▶ [BRIEF] Show all lines that include the string "JSON"; copy each one.
------ AVAILABLE RECORDS ------
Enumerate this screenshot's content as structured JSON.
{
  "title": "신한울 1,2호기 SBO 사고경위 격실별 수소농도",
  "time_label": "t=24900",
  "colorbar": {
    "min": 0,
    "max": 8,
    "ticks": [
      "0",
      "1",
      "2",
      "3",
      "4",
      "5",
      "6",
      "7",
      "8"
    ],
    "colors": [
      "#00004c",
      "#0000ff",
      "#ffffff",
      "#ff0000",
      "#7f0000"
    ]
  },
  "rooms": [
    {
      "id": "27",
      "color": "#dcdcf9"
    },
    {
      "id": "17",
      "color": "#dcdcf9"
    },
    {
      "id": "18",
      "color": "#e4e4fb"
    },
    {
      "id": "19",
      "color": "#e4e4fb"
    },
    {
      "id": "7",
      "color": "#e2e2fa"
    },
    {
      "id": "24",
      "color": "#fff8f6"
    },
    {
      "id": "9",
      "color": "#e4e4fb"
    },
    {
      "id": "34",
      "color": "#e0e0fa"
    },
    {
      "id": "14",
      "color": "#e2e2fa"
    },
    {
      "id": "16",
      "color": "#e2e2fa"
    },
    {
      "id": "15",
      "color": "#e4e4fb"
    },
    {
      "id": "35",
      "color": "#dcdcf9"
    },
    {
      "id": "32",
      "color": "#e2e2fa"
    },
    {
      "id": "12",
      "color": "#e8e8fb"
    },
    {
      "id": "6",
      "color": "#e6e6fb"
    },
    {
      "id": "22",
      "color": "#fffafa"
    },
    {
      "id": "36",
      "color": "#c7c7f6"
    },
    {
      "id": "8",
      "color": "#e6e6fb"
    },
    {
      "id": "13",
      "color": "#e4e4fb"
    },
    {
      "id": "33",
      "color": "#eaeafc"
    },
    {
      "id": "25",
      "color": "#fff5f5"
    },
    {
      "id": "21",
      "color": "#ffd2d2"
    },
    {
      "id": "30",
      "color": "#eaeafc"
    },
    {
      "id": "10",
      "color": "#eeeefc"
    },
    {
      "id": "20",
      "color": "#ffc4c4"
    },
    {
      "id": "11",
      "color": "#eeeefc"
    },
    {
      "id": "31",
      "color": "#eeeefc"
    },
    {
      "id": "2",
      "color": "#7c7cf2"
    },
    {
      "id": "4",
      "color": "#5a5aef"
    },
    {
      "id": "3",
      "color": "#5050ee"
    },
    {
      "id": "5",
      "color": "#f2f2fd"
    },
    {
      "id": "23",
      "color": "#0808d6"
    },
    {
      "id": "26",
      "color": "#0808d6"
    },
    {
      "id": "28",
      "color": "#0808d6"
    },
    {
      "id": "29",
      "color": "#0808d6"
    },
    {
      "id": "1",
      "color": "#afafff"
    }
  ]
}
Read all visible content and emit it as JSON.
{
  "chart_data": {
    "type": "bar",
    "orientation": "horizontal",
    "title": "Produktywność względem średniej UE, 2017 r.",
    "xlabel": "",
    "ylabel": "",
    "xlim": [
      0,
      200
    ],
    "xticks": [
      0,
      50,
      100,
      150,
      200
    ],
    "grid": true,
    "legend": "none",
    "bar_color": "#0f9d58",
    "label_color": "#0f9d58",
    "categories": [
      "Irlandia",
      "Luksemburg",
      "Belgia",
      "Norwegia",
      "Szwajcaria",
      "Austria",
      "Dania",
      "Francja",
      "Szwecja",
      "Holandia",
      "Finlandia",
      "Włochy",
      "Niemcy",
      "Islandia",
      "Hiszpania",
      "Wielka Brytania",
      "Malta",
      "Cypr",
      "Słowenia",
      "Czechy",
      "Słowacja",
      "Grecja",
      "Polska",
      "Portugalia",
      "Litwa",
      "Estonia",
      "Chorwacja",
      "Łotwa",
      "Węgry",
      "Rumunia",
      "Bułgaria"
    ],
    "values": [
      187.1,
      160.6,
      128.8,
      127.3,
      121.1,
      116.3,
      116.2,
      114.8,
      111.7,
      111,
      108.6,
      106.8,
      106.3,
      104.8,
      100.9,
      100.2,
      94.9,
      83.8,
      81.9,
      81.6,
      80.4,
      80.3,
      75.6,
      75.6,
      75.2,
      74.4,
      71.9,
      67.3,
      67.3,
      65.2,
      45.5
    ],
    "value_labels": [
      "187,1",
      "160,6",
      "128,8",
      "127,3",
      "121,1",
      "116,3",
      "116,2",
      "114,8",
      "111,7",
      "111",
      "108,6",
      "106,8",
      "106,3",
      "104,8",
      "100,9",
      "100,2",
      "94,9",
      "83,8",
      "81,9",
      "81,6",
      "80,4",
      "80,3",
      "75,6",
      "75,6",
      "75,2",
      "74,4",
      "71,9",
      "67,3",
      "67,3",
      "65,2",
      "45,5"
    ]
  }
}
------
▶ [WRITTEN SOLUTION]
Enumerate this screenshot's content as structured JSON.
Read all visible content and emit it as JSON.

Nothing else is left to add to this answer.